Find the string "section" in the data, then copy every line where it is found.
* start Dataset content *
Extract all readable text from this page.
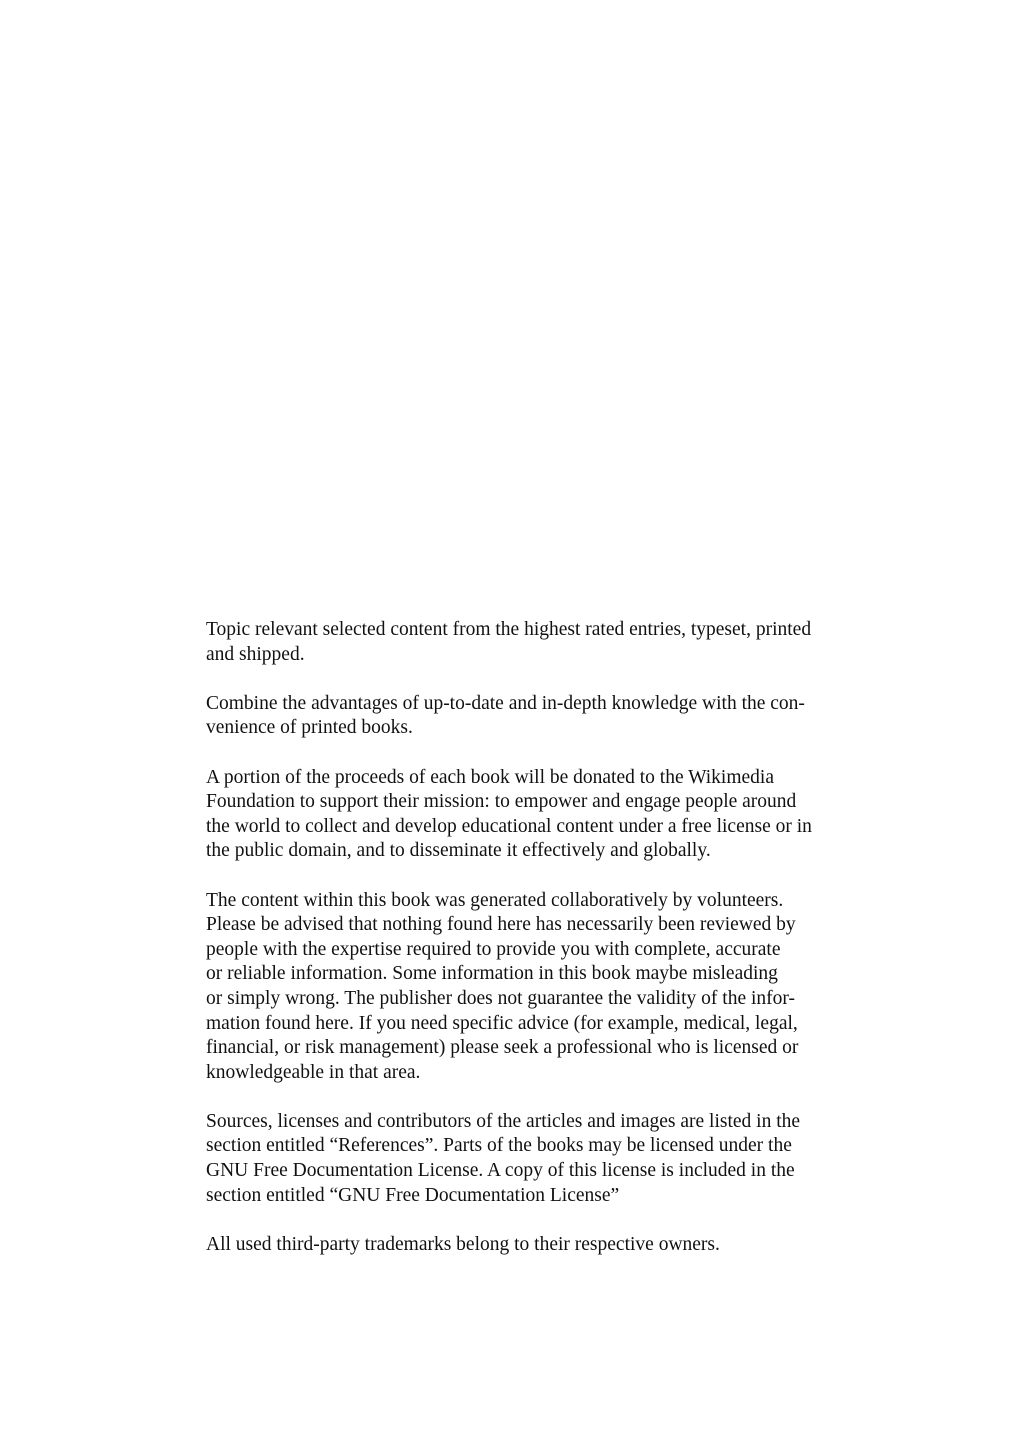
Topic relevant selected content from the highest rated entries, typeset, printed
and shipped.

Combine the advantages of up-to-date and in-depth knowledge with the con-
venience of printed books.

A portion of the proceeds of each book will be donated to the Wikimedia
Foundation to support their mission: to empower and engage people around
the world to collect and develop educational content under a free license or in
the public domain, and to disseminate it effectively and globally.

The content within this book was generated collaboratively by volunteers.
Please be advised that nothing found here has necessarily been reviewed by
people with the expertise required to provide you with complete, accurate
or reliable information. Some information in this book maybe misleading
or simply wrong. The publisher does not guarantee the validity of the infor-
mation found here. If you need specific advice (for example, medical, legal,
financial, or risk management) please seek a professional who is licensed or
knowledgeable in that area.

Sources, licenses and contributors of the articles and images are listed in the
section entitled “References”. Parts of the books may be licensed under the
GNU Free Documentation License. A copy of this license is included in the
section entitled “GNU Free Documentation License”

All used third-party trademarks belong to their respective owners.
* end Dataset content *
** Result for this exercise **
section entitled “References”. Parts of the books may be licensed under the
section entitled “GNU Free Documentation License”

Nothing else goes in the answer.